┌──
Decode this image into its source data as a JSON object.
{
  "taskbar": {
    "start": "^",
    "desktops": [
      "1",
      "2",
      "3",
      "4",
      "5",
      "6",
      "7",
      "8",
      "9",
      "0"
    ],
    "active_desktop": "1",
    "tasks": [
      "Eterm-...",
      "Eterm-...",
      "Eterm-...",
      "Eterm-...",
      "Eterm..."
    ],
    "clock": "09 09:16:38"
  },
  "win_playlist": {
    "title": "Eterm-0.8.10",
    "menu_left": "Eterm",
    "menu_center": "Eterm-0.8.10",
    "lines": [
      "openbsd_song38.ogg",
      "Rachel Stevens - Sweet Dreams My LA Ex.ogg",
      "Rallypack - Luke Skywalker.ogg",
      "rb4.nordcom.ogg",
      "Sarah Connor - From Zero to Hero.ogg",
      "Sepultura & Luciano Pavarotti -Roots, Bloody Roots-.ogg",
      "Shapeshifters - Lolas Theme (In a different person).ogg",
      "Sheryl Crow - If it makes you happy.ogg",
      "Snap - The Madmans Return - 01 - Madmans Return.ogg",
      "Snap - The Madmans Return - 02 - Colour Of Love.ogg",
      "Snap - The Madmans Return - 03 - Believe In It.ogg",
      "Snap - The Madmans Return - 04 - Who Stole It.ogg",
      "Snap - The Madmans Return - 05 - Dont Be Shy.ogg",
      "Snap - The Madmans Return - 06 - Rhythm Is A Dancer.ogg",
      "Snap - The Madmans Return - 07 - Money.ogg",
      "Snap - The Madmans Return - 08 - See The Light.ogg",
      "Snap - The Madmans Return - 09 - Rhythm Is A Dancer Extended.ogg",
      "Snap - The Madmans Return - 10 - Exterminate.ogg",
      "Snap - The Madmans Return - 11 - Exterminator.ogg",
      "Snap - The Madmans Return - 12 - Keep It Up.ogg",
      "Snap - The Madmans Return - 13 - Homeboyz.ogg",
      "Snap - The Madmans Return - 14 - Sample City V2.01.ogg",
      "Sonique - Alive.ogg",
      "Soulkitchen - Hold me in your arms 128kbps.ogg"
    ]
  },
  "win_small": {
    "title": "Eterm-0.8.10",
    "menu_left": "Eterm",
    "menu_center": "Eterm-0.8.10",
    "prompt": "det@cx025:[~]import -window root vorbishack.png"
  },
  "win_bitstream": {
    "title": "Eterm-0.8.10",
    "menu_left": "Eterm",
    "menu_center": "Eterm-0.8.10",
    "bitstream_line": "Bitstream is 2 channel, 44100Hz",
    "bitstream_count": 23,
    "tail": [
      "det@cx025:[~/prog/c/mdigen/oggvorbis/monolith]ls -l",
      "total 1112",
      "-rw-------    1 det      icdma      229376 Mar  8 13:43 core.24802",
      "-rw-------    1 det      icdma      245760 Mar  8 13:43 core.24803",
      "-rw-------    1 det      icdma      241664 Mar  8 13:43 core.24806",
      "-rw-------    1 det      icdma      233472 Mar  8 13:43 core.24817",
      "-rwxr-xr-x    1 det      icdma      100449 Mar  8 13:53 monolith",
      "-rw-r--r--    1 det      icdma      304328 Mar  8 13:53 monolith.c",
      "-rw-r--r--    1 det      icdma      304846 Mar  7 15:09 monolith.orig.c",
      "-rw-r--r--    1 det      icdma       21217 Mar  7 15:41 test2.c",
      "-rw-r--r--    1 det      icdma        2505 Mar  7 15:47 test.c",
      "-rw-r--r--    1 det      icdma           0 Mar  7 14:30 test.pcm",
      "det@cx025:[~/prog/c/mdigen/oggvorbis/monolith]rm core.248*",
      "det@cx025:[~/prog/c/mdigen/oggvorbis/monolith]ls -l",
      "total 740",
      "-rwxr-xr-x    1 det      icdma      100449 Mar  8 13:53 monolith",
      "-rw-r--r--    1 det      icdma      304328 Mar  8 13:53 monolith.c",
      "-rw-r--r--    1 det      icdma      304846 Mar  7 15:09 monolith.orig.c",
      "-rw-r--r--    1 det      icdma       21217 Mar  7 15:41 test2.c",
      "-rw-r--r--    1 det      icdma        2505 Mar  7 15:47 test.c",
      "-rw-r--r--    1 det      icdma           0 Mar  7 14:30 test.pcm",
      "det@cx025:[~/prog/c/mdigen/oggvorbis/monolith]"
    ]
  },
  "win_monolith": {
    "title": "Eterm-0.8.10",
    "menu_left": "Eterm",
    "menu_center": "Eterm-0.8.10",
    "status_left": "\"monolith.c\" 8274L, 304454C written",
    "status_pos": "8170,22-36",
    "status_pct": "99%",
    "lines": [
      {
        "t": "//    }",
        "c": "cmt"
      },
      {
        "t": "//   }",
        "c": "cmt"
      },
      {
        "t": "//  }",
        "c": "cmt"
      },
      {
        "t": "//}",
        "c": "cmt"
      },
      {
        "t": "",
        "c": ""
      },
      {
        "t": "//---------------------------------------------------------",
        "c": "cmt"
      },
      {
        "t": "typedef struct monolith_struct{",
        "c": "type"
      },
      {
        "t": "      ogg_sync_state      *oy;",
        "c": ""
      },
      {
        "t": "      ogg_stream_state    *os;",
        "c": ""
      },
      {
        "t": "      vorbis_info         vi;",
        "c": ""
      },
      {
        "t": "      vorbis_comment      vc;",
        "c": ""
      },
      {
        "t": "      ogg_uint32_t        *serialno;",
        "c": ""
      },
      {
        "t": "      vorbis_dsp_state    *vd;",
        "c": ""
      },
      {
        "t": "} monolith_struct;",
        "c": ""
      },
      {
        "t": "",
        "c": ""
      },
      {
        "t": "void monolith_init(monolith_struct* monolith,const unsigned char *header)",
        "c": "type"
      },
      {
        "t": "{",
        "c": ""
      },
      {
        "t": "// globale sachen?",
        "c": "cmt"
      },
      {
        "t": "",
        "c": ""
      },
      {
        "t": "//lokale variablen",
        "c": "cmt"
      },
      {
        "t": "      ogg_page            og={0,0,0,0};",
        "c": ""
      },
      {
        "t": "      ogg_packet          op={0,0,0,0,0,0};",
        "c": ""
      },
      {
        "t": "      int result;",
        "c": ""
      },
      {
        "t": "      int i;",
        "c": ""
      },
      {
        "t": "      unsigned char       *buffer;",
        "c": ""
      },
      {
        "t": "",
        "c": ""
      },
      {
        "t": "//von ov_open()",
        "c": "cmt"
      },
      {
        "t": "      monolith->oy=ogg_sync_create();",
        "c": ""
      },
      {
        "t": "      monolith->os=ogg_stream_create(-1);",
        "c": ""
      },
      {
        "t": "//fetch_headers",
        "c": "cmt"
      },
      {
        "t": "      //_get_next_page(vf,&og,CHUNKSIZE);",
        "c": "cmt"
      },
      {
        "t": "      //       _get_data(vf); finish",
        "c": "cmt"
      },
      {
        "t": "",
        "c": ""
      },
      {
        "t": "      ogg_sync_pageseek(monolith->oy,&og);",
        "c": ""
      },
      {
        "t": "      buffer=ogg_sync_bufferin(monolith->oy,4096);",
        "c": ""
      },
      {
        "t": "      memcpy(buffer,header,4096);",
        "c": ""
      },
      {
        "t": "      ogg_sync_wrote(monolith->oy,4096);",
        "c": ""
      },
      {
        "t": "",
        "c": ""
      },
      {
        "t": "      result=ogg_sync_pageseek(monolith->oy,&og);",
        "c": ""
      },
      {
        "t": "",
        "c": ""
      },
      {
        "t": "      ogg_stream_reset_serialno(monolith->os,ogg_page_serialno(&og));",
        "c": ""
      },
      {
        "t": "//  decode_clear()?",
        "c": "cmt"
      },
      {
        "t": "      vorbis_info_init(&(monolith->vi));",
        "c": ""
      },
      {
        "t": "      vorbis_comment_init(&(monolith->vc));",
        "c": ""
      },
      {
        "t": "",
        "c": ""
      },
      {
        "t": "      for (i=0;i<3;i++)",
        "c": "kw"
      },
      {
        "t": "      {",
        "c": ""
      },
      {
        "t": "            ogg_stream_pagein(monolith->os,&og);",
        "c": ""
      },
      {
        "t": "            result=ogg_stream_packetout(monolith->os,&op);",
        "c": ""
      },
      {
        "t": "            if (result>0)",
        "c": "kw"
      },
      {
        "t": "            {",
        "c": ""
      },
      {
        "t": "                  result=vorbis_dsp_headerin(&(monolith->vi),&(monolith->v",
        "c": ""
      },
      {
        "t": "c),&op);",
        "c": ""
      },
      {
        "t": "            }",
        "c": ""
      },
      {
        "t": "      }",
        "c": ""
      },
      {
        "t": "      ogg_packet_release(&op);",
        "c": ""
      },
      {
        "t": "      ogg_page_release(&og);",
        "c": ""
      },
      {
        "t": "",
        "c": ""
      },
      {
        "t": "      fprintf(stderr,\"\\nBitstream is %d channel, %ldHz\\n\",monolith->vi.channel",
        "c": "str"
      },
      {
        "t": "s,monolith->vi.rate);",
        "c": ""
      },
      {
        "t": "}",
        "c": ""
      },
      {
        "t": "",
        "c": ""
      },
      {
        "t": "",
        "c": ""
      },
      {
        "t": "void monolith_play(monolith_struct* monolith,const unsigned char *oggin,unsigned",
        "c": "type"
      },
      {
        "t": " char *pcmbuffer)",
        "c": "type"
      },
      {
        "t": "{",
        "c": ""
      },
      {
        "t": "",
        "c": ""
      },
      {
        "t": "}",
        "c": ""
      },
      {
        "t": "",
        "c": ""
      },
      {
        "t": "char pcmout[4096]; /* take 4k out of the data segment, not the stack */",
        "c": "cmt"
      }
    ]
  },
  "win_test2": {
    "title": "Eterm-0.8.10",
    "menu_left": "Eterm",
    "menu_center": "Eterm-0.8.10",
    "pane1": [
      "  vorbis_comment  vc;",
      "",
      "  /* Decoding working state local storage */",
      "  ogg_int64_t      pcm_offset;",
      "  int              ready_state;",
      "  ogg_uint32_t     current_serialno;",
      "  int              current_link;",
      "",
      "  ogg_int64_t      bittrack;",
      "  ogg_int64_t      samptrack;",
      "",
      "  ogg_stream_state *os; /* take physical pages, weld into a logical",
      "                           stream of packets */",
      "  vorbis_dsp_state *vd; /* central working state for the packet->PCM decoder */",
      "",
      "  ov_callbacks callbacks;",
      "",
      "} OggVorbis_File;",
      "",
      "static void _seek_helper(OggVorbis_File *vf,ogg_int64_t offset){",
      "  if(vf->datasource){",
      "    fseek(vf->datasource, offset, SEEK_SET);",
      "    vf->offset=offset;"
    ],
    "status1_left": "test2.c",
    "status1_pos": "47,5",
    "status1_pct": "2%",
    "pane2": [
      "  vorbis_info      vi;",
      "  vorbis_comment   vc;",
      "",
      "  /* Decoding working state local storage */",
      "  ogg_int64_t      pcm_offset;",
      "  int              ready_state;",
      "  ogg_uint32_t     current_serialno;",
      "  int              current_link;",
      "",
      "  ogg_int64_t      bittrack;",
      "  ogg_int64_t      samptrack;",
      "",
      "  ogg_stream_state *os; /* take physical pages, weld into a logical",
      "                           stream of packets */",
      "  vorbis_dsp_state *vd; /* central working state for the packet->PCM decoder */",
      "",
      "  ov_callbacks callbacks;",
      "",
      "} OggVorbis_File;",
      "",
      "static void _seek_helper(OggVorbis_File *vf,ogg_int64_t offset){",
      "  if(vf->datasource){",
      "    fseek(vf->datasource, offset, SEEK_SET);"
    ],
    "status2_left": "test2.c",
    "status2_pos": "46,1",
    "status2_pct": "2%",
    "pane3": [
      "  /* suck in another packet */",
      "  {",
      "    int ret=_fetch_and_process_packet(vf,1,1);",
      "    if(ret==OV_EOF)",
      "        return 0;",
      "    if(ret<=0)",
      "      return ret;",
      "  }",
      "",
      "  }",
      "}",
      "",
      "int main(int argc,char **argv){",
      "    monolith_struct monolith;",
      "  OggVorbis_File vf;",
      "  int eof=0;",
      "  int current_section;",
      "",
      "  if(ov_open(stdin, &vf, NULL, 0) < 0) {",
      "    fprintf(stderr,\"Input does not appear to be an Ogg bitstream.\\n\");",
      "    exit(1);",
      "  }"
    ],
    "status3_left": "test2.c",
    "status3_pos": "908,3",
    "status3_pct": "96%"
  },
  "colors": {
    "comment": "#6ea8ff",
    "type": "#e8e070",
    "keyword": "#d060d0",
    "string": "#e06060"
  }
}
└──
(Aim)
Of the lines in the listing above, how many hold the string "stderr"? Reply with the number only.

(Right answer)
2